Burroughs: The Movie Page #2

Synopsis: Burroughs: The Movie explores the life and times of controversial Naked Lunch author William S. Burroughs, with an intimacy never before seen and never repeated. The film charts the development of Burroughs' unique literary style and his wildly unconventional life, including his travels from the American Midwest to North Africa and several personal tragedies. Burroughs: The Movie is the first and only feature length documentary to be made with and about Burroughs. The film was directed by the late Howard Brookner. It was begun in 1978 as Brookner's senior thesis at NYU film school and then expanded into a feature which was completed 5 years later in 1983. Sound was recorded by Jim Jarmusch and the film was shot by Tom DiCillo, fellow NYU classmates and both very close friends of Brookner's.
 
IMDB:
7.2
NOT RATED
Year:
1983
90 min
46 Views


As I reach out to touch the flowers...

Data block:
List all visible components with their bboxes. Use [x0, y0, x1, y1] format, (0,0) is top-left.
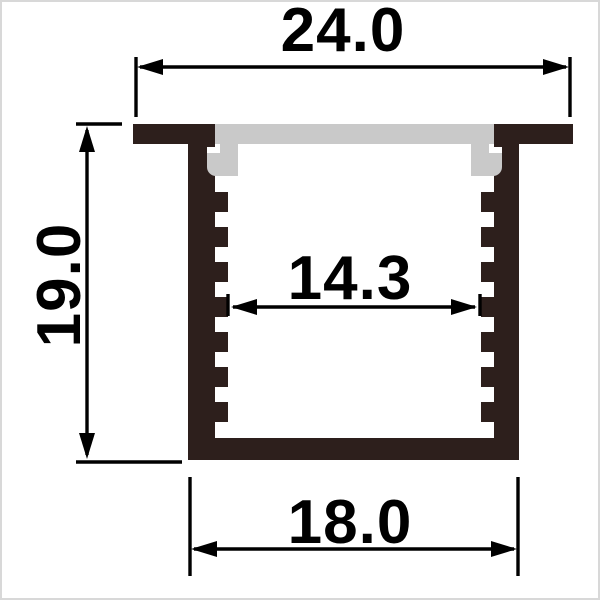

Actions to take:
**1)** Rewrite the part of the Burroughs film synopsis that opens with the words containing "Burroughs: The Movie Page" and closes with "friends of Brookner's.", putting "nonfiction film" in place of "documentary".
**2)** According to the page about Burroughs: The Movie, who shot the film?
**3)** Go on with the page about Burroughs: The Movie, starting after its final line.
The listing comes from a source unrelated to the page about the Burroughs film.

Responses to the tasks:
**1)**
Burroughs: The Movie Page #2

Synopsis: Burroughs: The Movie explores the life and times of controversial Naked Lunch author William S. Burroughs, with an intimacy never before seen and never repeated. The film charts the development of Burroughs' unique literary style and his wildly unconventional life, including his travels from the American Midwest to North Africa and several personal tragedies. Burroughs: The Movie is the first and only feature length nonfiction film to be made with and about Burroughs. The film was directed by the late Howard Brookner. It was begun in 1978 as Brookner's senior thesis at NYU film school and then expanded into a feature which was completed 5 years later in 1983. Sound was recorded by Jim Jarmusch and the film was shot by Tom DiCillo, fellow NYU classmates and both very close friends of Brookner's.

**2)** Tom DiCillo

**3)**
they wither under my hands.

I wonder whatever happened

to Otto's boy...

who played the violin.

You had -

Otto was your gardener here even?

Yes, and he went with us

to Price Road.

I see. Did you know him a lot

when you were a little kid?

- Oh, yes.

- Older man, a black man.

All the time I was out talking

to him because, um...

you know, he was gardening there

and I was out looking at the flowers...

and I had my pet toad.

When I would be working...

he - he would come out and help me.

You know, he was - he was like this.

- But he would come out and -

- That's true, yeah.

try to help me, you know,

to have my work done.

And I had a boy...

and-and I-I got all

their clothes to clothe him.

- How old is your son?

- Oh, he's dead now.

- He is -

- He died in '52.

He has been dead a long time.

He played the violin, I remember.

That's - That's right.

He can remember.

- He-He played -

- His name was Harold.

- Harold! He remembers.

Yes, his name was Harold.

As I recall in, uh, 1958, '59...

I wrote - when I was writing

Naked Lunch, I wrote a line:

"I wonder whatever happened

to Otto's boy who played the violin."

Well, I had a sort of a premonition

at that point that he was dead...

and I asked about it

in my next letter to Otto...

and he told me that, uh...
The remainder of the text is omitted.